Records from a dataset:
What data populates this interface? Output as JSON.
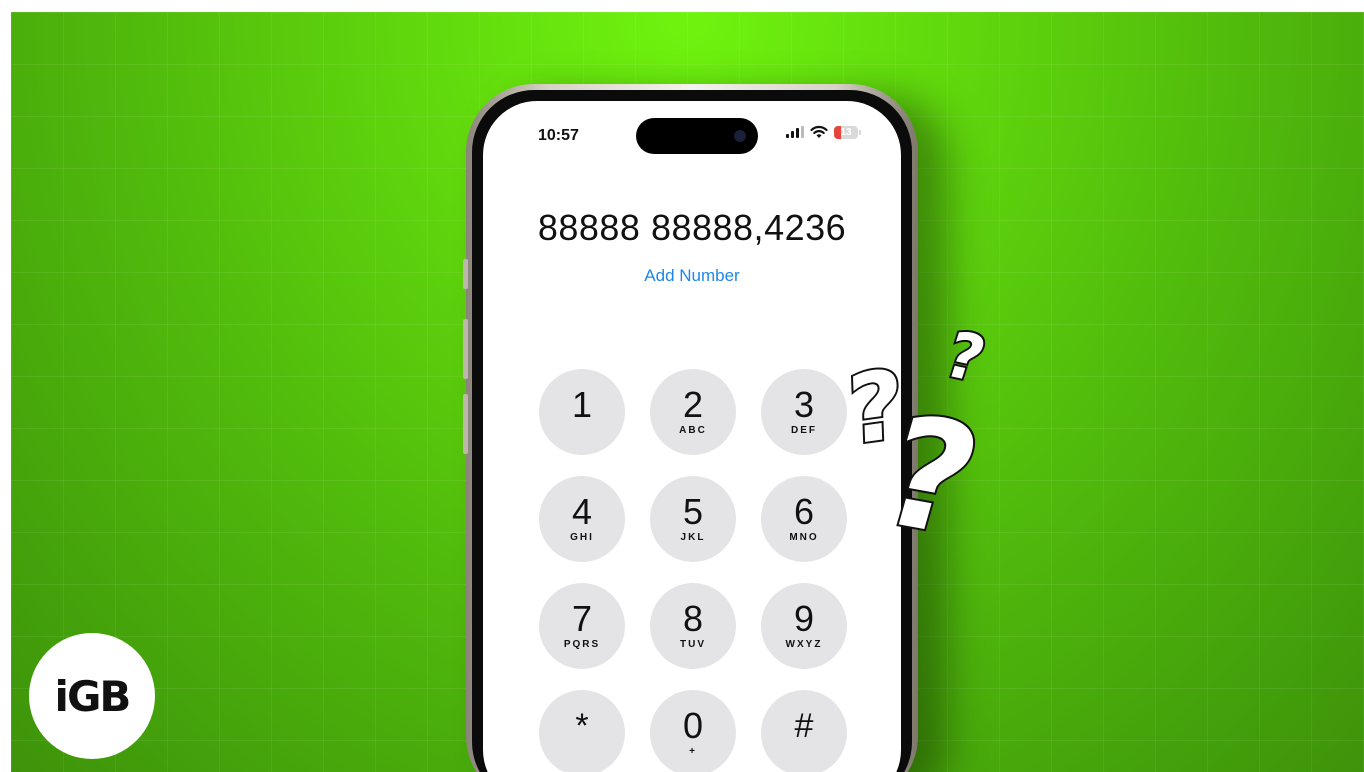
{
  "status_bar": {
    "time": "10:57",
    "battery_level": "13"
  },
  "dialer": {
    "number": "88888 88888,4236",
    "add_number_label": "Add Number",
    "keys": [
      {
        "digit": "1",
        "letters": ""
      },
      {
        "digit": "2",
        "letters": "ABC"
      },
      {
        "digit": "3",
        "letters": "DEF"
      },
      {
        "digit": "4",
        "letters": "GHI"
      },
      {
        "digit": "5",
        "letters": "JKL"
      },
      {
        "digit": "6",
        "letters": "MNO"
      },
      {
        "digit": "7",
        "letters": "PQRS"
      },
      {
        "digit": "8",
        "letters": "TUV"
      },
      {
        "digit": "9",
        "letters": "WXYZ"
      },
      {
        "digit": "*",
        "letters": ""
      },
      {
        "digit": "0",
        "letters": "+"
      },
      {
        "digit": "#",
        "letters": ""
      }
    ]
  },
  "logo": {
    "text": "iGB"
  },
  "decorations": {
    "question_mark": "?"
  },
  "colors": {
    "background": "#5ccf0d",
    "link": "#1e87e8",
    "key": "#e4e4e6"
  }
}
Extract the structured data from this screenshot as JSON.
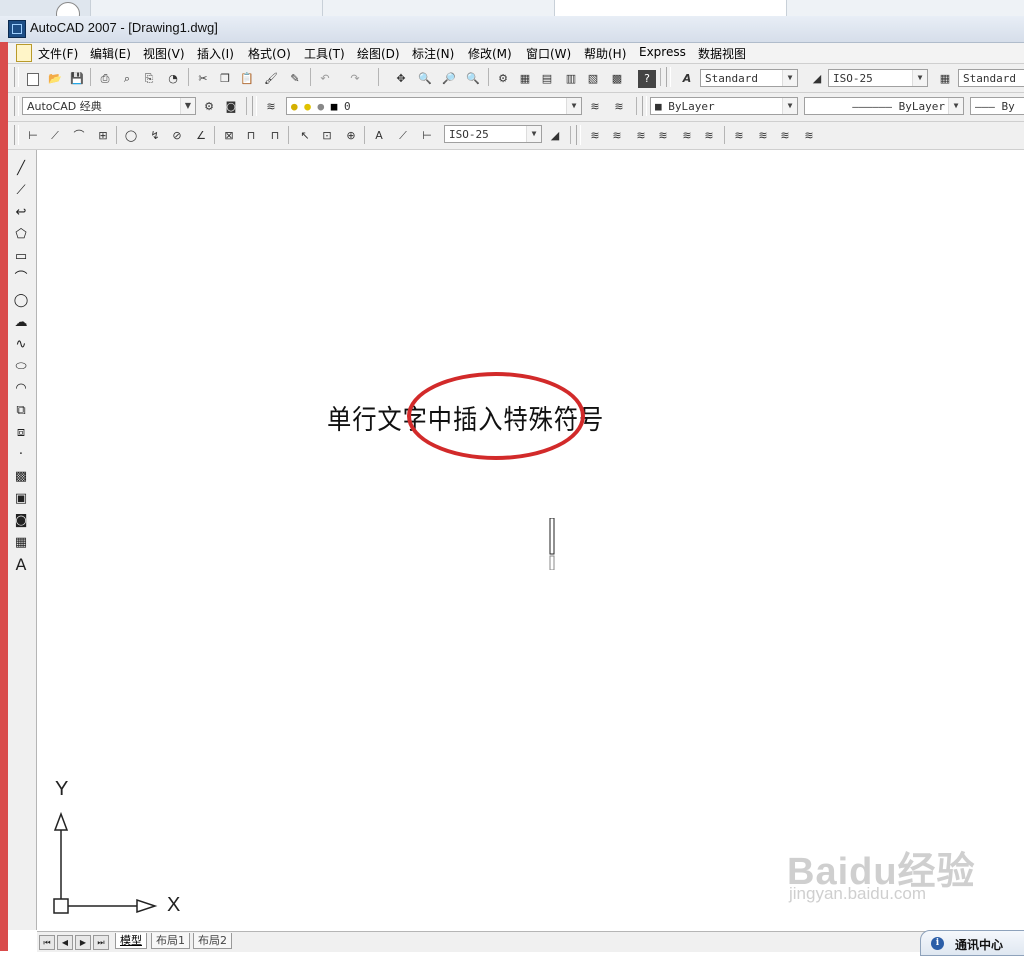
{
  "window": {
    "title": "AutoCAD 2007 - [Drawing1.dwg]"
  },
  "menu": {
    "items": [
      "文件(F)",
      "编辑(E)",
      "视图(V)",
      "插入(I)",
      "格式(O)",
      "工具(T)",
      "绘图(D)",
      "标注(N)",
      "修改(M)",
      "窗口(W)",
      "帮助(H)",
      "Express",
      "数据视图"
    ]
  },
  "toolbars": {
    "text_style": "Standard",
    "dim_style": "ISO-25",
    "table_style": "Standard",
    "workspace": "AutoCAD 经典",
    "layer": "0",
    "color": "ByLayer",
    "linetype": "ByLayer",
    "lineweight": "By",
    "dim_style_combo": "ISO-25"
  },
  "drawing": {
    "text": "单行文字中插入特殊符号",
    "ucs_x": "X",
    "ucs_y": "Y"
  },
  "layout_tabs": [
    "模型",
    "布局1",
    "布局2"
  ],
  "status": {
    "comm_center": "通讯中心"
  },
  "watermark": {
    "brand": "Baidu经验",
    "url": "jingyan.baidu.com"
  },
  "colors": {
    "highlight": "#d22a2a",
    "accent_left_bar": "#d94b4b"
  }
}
* * *
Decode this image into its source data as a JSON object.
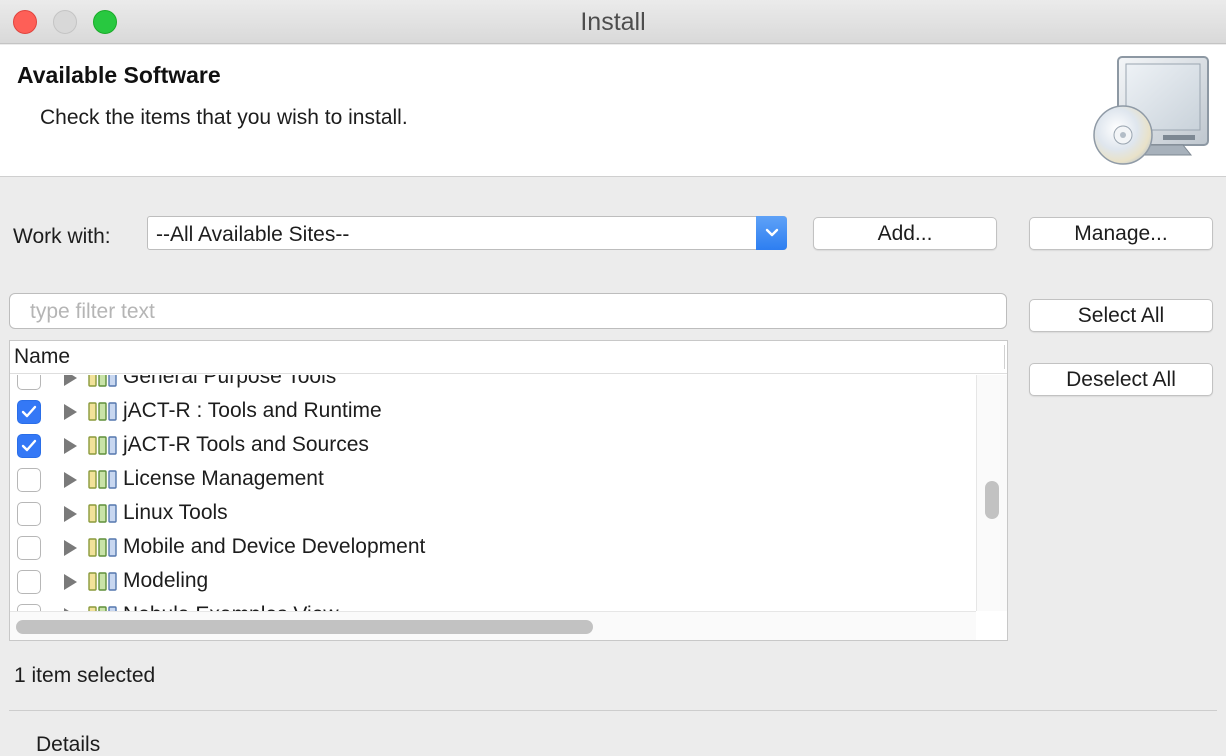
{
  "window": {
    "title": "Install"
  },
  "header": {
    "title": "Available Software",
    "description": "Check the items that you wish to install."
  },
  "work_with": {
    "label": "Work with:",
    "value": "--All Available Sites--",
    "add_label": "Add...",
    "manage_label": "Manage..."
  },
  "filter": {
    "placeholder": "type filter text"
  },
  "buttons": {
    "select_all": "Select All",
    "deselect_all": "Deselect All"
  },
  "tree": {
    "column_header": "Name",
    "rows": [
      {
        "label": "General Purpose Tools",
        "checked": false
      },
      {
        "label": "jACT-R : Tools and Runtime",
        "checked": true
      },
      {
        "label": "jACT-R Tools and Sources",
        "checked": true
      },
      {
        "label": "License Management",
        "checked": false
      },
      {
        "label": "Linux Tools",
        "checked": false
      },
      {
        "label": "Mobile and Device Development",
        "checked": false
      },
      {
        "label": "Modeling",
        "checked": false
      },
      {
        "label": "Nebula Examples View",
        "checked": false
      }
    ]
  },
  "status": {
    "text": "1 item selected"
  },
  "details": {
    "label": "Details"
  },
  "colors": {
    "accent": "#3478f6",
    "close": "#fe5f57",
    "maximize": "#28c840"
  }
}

- [Given exercise]: Return only the number of lines in the data above that include the word "items".

- [Output of the task]: 2